■ Do this
Report how many lines contain "series", with no other words.

-.-.-

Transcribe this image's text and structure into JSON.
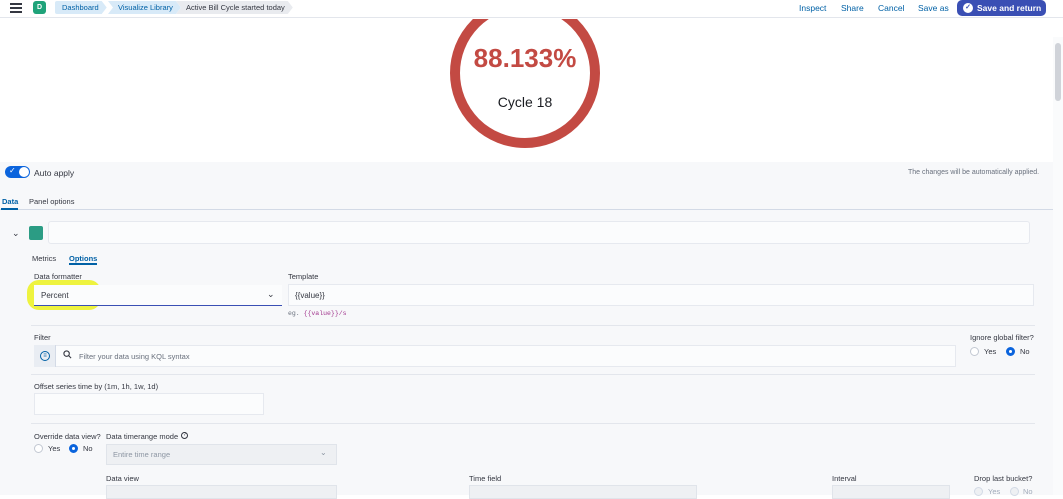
{
  "header": {
    "space_initial": "D",
    "breadcrumbs": [
      "Dashboard",
      "Visualize Library",
      "Active Bill Cycle started today"
    ],
    "links": {
      "inspect": "Inspect",
      "share": "Share",
      "cancel": "Cancel",
      "save_as": "Save as"
    },
    "save_return": "Save and return"
  },
  "visualization": {
    "type": "gauge",
    "value": "88.133%",
    "label": "Cycle 18",
    "fraction": 0.88133,
    "color": "#c34a43"
  },
  "editor": {
    "auto_apply_label": "Auto apply",
    "auto_apply_on": true,
    "auto_note": "The changes will be automatically applied.",
    "tabs": [
      "Data",
      "Panel options"
    ],
    "series": {
      "color": "#2b9c84",
      "subtabs": [
        "Metrics",
        "Options"
      ],
      "data_formatter_label": "Data formatter",
      "data_formatter_value": "Percent",
      "template_label": "Template",
      "template_value": "{{value}}",
      "template_hint_prefix": "eg.",
      "template_hint_code": "{{value}}/s",
      "filter_label": "Filter",
      "filter_placeholder": "Filter your data using KQL syntax",
      "ignore_global_label": "Ignore global filter?",
      "yes": "Yes",
      "no": "No",
      "offset_label": "Offset series time by (1m, 1h, 1w, 1d)",
      "override_label": "Override data view?",
      "timerange_label": "Data timerange mode",
      "timerange_value": "Entire time range",
      "data_view_label": "Data view",
      "time_field_label": "Time field",
      "interval_label": "Interval",
      "drop_last_label": "Drop last bucket?"
    }
  }
}
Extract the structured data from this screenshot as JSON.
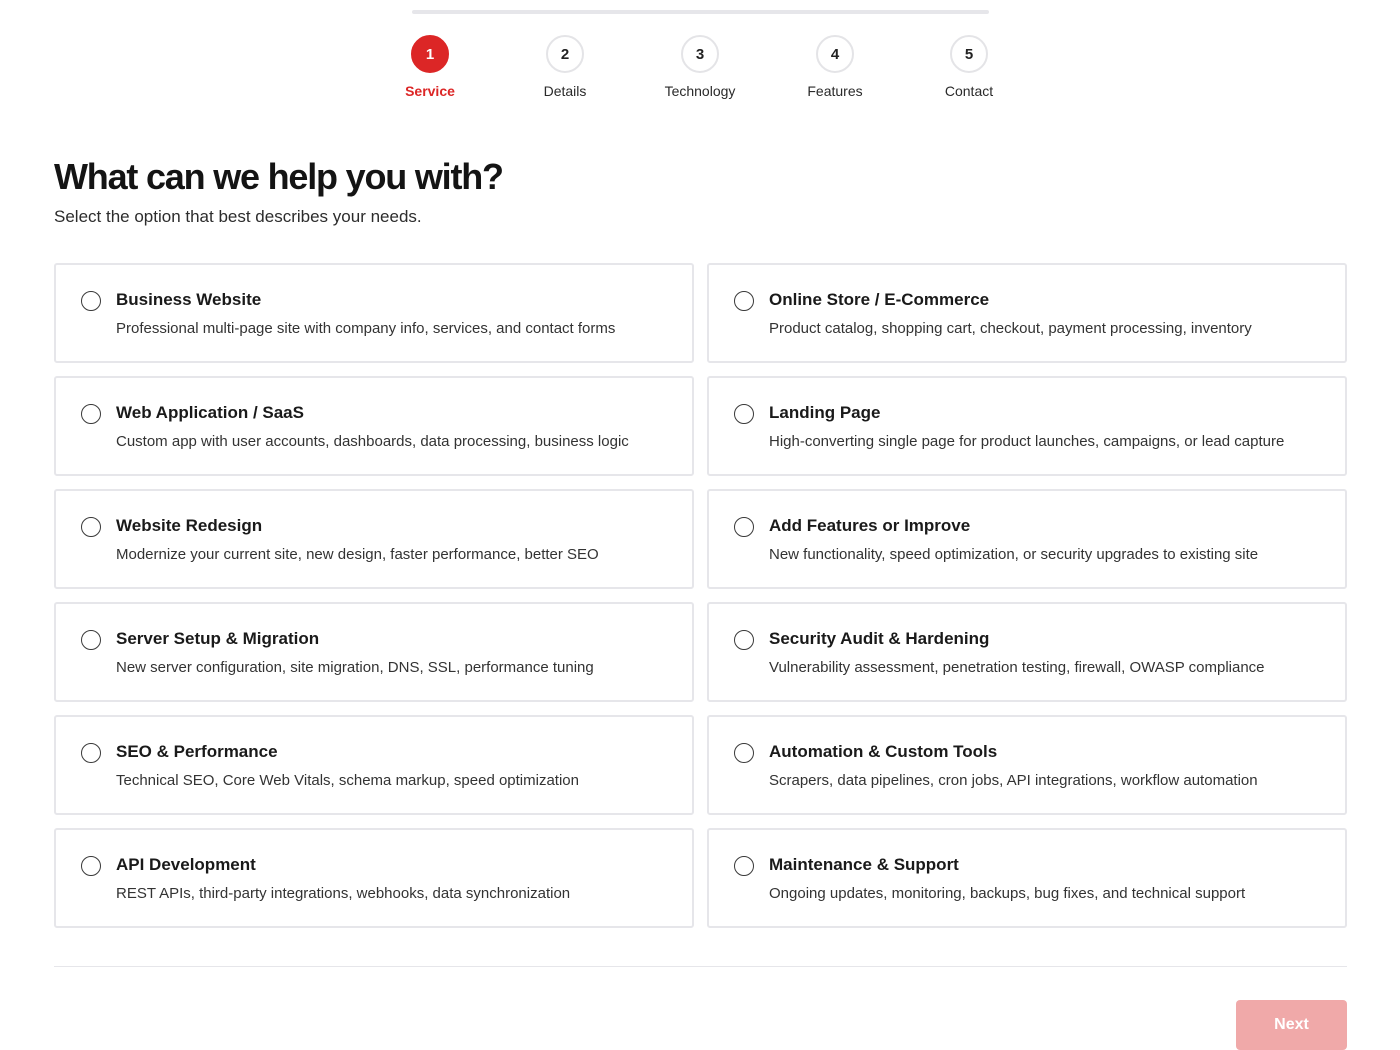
{
  "stepper": {
    "steps": [
      {
        "number": "1",
        "label": "Service",
        "active": true
      },
      {
        "number": "2",
        "label": "Details",
        "active": false
      },
      {
        "number": "3",
        "label": "Technology",
        "active": false
      },
      {
        "number": "4",
        "label": "Features",
        "active": false
      },
      {
        "number": "5",
        "label": "Contact",
        "active": false
      }
    ]
  },
  "header": {
    "title": "What can we help you with?",
    "subtitle": "Select the option that best describes your needs."
  },
  "options": [
    {
      "title": "Business Website",
      "description": "Professional multi-page site with company info, services, and contact forms",
      "selected": false
    },
    {
      "title": "Online Store / E-Commerce",
      "description": "Product catalog, shopping cart, checkout, payment processing, inventory",
      "selected": false
    },
    {
      "title": "Web Application / SaaS",
      "description": "Custom app with user accounts, dashboards, data processing, business logic",
      "selected": false
    },
    {
      "title": "Landing Page",
      "description": "High-converting single page for product launches, campaigns, or lead capture",
      "selected": false
    },
    {
      "title": "Website Redesign",
      "description": "Modernize your current site, new design, faster performance, better SEO",
      "selected": false
    },
    {
      "title": "Add Features or Improve",
      "description": "New functionality, speed optimization, or security upgrades to existing site",
      "selected": false
    },
    {
      "title": "Server Setup & Migration",
      "description": "New server configuration, site migration, DNS, SSL, performance tuning",
      "selected": false
    },
    {
      "title": "Security Audit & Hardening",
      "description": "Vulnerability assessment, penetration testing, firewall, OWASP compliance",
      "selected": false
    },
    {
      "title": "SEO & Performance",
      "description": "Technical SEO, Core Web Vitals, schema markup, speed optimization",
      "selected": false
    },
    {
      "title": "Automation & Custom Tools",
      "description": "Scrapers, data pipelines, cron jobs, API integrations, workflow automation",
      "selected": false
    },
    {
      "title": "API Development",
      "description": "REST APIs, third-party integrations, webhooks, data synchronization",
      "selected": false
    },
    {
      "title": "Maintenance & Support",
      "description": "Ongoing updates, monitoring, backups, bug fixes, and technical support",
      "selected": false
    }
  ],
  "footer": {
    "next_label": "Next",
    "next_enabled": false
  },
  "colors": {
    "accent": "#dc2626",
    "accent_disabled": "#f0a9a9",
    "border": "#e6e6ea"
  }
}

-.-.-

■ The reply
2